## EXERCISE OBJECTIVE
Look through the data below and count each line where the word "static" appears. Reply with the count alone.

## ENTRIES
>> begin

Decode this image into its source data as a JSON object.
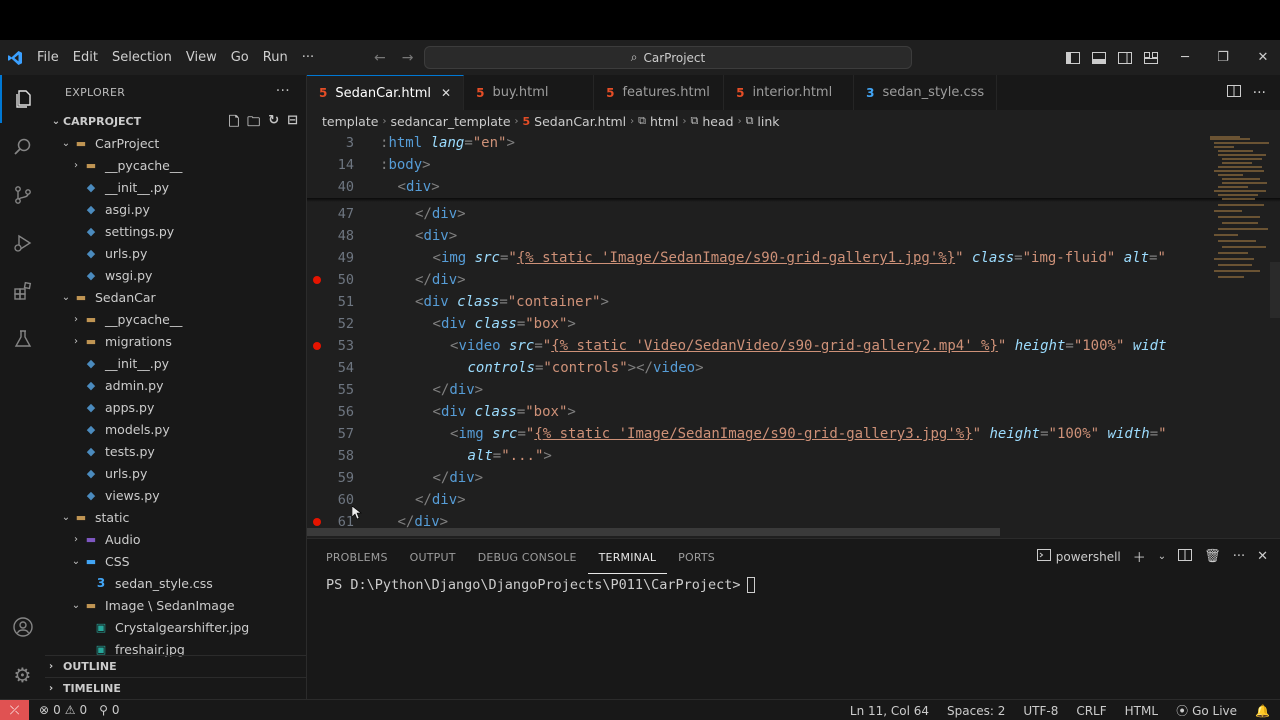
{
  "menu": [
    "File",
    "Edit",
    "Selection",
    "View",
    "Go",
    "Run",
    "···"
  ],
  "search": {
    "text": "CarProject"
  },
  "explorer": {
    "title": "EXPLORER",
    "root": "CARPROJECT",
    "tree": [
      {
        "label": "CarProject",
        "type": "folder",
        "indent": 1,
        "open": true
      },
      {
        "label": "__pycache__",
        "type": "folder",
        "indent": 2,
        "open": false
      },
      {
        "label": "__init__.py",
        "type": "py",
        "indent": 2
      },
      {
        "label": "asgi.py",
        "type": "py",
        "indent": 2
      },
      {
        "label": "settings.py",
        "type": "py",
        "indent": 2
      },
      {
        "label": "urls.py",
        "type": "py",
        "indent": 2
      },
      {
        "label": "wsgi.py",
        "type": "py",
        "indent": 2
      },
      {
        "label": "SedanCar",
        "type": "folder",
        "indent": 1,
        "open": true
      },
      {
        "label": "__pycache__",
        "type": "folder",
        "indent": 2,
        "open": false
      },
      {
        "label": "migrations",
        "type": "folder",
        "indent": 2,
        "open": false
      },
      {
        "label": "__init__.py",
        "type": "py",
        "indent": 2
      },
      {
        "label": "admin.py",
        "type": "py",
        "indent": 2
      },
      {
        "label": "apps.py",
        "type": "py",
        "indent": 2
      },
      {
        "label": "models.py",
        "type": "py",
        "indent": 2
      },
      {
        "label": "tests.py",
        "type": "py",
        "indent": 2
      },
      {
        "label": "urls.py",
        "type": "py",
        "indent": 2
      },
      {
        "label": "views.py",
        "type": "py",
        "indent": 2
      },
      {
        "label": "static",
        "type": "folder",
        "indent": 1,
        "open": true
      },
      {
        "label": "Audio",
        "type": "audio",
        "indent": 2,
        "open": false
      },
      {
        "label": "CSS",
        "type": "cssfolder",
        "indent": 2,
        "open": true
      },
      {
        "label": "sedan_style.css",
        "type": "css",
        "indent": 3
      },
      {
        "label": "Image \\ SedanImage",
        "type": "folder",
        "indent": 2,
        "open": true
      },
      {
        "label": "Crystalgearshifter.jpg",
        "type": "img",
        "indent": 3
      },
      {
        "label": "freshair.jpg",
        "type": "img",
        "indent": 3
      }
    ],
    "outline": "OUTLINE",
    "timeline": "TIMELINE"
  },
  "tabs": [
    {
      "label": "SedanCar.html",
      "type": "html",
      "active": true
    },
    {
      "label": "buy.html",
      "type": "html",
      "active": false
    },
    {
      "label": "features.html",
      "type": "html",
      "active": false
    },
    {
      "label": "interior.html",
      "type": "html",
      "active": false
    },
    {
      "label": "sedan_style.css",
      "type": "css",
      "active": false
    }
  ],
  "breadcrumbs": [
    "template",
    "sedancar_template",
    "SedanCar.html",
    "html",
    "head",
    "link"
  ],
  "code_lines": [
    {
      "n": "3",
      "sticky": true,
      "indent": 0,
      "parts": [
        [
          "pn",
          ":"
        ],
        [
          "tag",
          "html "
        ],
        [
          "attr",
          "lang"
        ],
        [
          "pn",
          "="
        ],
        [
          "str",
          "\"en\""
        ],
        [
          "pn",
          ">"
        ]
      ]
    },
    {
      "n": "14",
      "sticky": true,
      "indent": 0,
      "parts": [
        [
          "pn",
          ":"
        ],
        [
          "tag",
          "body"
        ],
        [
          "pn",
          ">"
        ]
      ]
    },
    {
      "n": "40",
      "sticky": true,
      "indent": 1,
      "parts": [
        [
          "pn",
          "<"
        ],
        [
          "tag",
          "div"
        ],
        [
          "pn",
          ">"
        ]
      ]
    },
    {
      "n": "47",
      "indent": 2,
      "parts": [
        [
          "pn",
          "</"
        ],
        [
          "tag",
          "div"
        ],
        [
          "pn",
          ">"
        ]
      ]
    },
    {
      "n": "48",
      "indent": 2,
      "parts": [
        [
          "pn",
          "<"
        ],
        [
          "tag",
          "div"
        ],
        [
          "pn",
          ">"
        ]
      ]
    },
    {
      "n": "49",
      "indent": 3,
      "parts": [
        [
          "pn",
          "<"
        ],
        [
          "tag",
          "img "
        ],
        [
          "attr",
          "src"
        ],
        [
          "pn",
          "="
        ],
        [
          "str",
          "\""
        ],
        [
          "tmpl",
          "{% static 'Image/SedanImage/s90-grid-gallery1.jpg'%}"
        ],
        [
          "str",
          "\""
        ],
        [
          "pn",
          " "
        ],
        [
          "attr",
          "class"
        ],
        [
          "pn",
          "="
        ],
        [
          "str",
          "\"img-fluid\""
        ],
        [
          "pn",
          " "
        ],
        [
          "attr",
          "alt"
        ],
        [
          "pn",
          "="
        ],
        [
          "str",
          "\""
        ]
      ]
    },
    {
      "n": "50",
      "bp": true,
      "indent": 2,
      "parts": [
        [
          "pn",
          "</"
        ],
        [
          "tag",
          "div"
        ],
        [
          "pn",
          ">"
        ]
      ]
    },
    {
      "n": "51",
      "indent": 2,
      "parts": [
        [
          "pn",
          "<"
        ],
        [
          "tag",
          "div "
        ],
        [
          "attr",
          "class"
        ],
        [
          "pn",
          "="
        ],
        [
          "str",
          "\"container\""
        ],
        [
          "pn",
          ">"
        ]
      ]
    },
    {
      "n": "52",
      "indent": 3,
      "parts": [
        [
          "pn",
          "<"
        ],
        [
          "tag",
          "div "
        ],
        [
          "attr",
          "class"
        ],
        [
          "pn",
          "="
        ],
        [
          "str",
          "\"box\""
        ],
        [
          "pn",
          ">"
        ]
      ]
    },
    {
      "n": "53",
      "bp": true,
      "indent": 4,
      "parts": [
        [
          "pn",
          "<"
        ],
        [
          "tag",
          "video "
        ],
        [
          "attr",
          "src"
        ],
        [
          "pn",
          "="
        ],
        [
          "str",
          "\""
        ],
        [
          "tmpl",
          "{% static 'Video/SedanVideo/s90-grid-gallery2.mp4' %}"
        ],
        [
          "str",
          "\""
        ],
        [
          "pn",
          " "
        ],
        [
          "attr",
          "height"
        ],
        [
          "pn",
          "="
        ],
        [
          "str",
          "\"100%\""
        ],
        [
          "pn",
          " "
        ],
        [
          "attr",
          "widt"
        ]
      ]
    },
    {
      "n": "54",
      "indent": 5,
      "parts": [
        [
          "attr",
          "controls"
        ],
        [
          "pn",
          "="
        ],
        [
          "str",
          "\"controls\""
        ],
        [
          "pn",
          "></"
        ],
        [
          "tag",
          "video"
        ],
        [
          "pn",
          ">"
        ]
      ]
    },
    {
      "n": "55",
      "indent": 3,
      "parts": [
        [
          "pn",
          "</"
        ],
        [
          "tag",
          "div"
        ],
        [
          "pn",
          ">"
        ]
      ]
    },
    {
      "n": "56",
      "indent": 3,
      "parts": [
        [
          "pn",
          "<"
        ],
        [
          "tag",
          "div "
        ],
        [
          "attr",
          "class"
        ],
        [
          "pn",
          "="
        ],
        [
          "str",
          "\"box\""
        ],
        [
          "pn",
          ">"
        ]
      ]
    },
    {
      "n": "57",
      "indent": 4,
      "parts": [
        [
          "pn",
          "<"
        ],
        [
          "tag",
          "img "
        ],
        [
          "attr",
          "src"
        ],
        [
          "pn",
          "="
        ],
        [
          "str",
          "\""
        ],
        [
          "tmpl",
          "{% static 'Image/SedanImage/s90-grid-gallery3.jpg'%}"
        ],
        [
          "str",
          "\""
        ],
        [
          "pn",
          " "
        ],
        [
          "attr",
          "height"
        ],
        [
          "pn",
          "="
        ],
        [
          "str",
          "\"100%\""
        ],
        [
          "pn",
          " "
        ],
        [
          "attr",
          "width"
        ],
        [
          "pn",
          "="
        ],
        [
          "str",
          "\""
        ]
      ]
    },
    {
      "n": "58",
      "indent": 5,
      "parts": [
        [
          "attr",
          "alt"
        ],
        [
          "pn",
          "="
        ],
        [
          "str",
          "\"...\""
        ],
        [
          "pn",
          ">"
        ]
      ]
    },
    {
      "n": "59",
      "indent": 3,
      "parts": [
        [
          "pn",
          "</"
        ],
        [
          "tag",
          "div"
        ],
        [
          "pn",
          ">"
        ]
      ]
    },
    {
      "n": "60",
      "indent": 2,
      "parts": [
        [
          "pn",
          "</"
        ],
        [
          "tag",
          "div"
        ],
        [
          "pn",
          ">"
        ]
      ]
    },
    {
      "n": "61",
      "bp": true,
      "indent": 1,
      "parts": [
        [
          "pn",
          "</"
        ],
        [
          "tag",
          "div"
        ],
        [
          "pn",
          ">"
        ]
      ]
    }
  ],
  "panel": {
    "tabs": [
      {
        "label": "PROBLEMS",
        "active": false
      },
      {
        "label": "OUTPUT",
        "active": false
      },
      {
        "label": "DEBUG CONSOLE",
        "active": false
      },
      {
        "label": "TERMINAL",
        "active": true
      },
      {
        "label": "PORTS",
        "active": false
      }
    ],
    "shell": "powershell",
    "prompt": "PS D:\\Python\\Django\\DjangoProjects\\P011\\CarProject>"
  },
  "status": {
    "errors": "0",
    "warnings": "0",
    "ports": "0",
    "position": "Ln 11, Col 64",
    "spaces": "Spaces: 2",
    "encoding": "UTF-8",
    "eol": "CRLF",
    "language": "HTML",
    "golive": "Go Live"
  },
  "colors": {
    "accent": "#0078d4",
    "breakpoint": "#e51400",
    "remote": "#e05252"
  }
}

>> end

## WORKED SOLUTION
4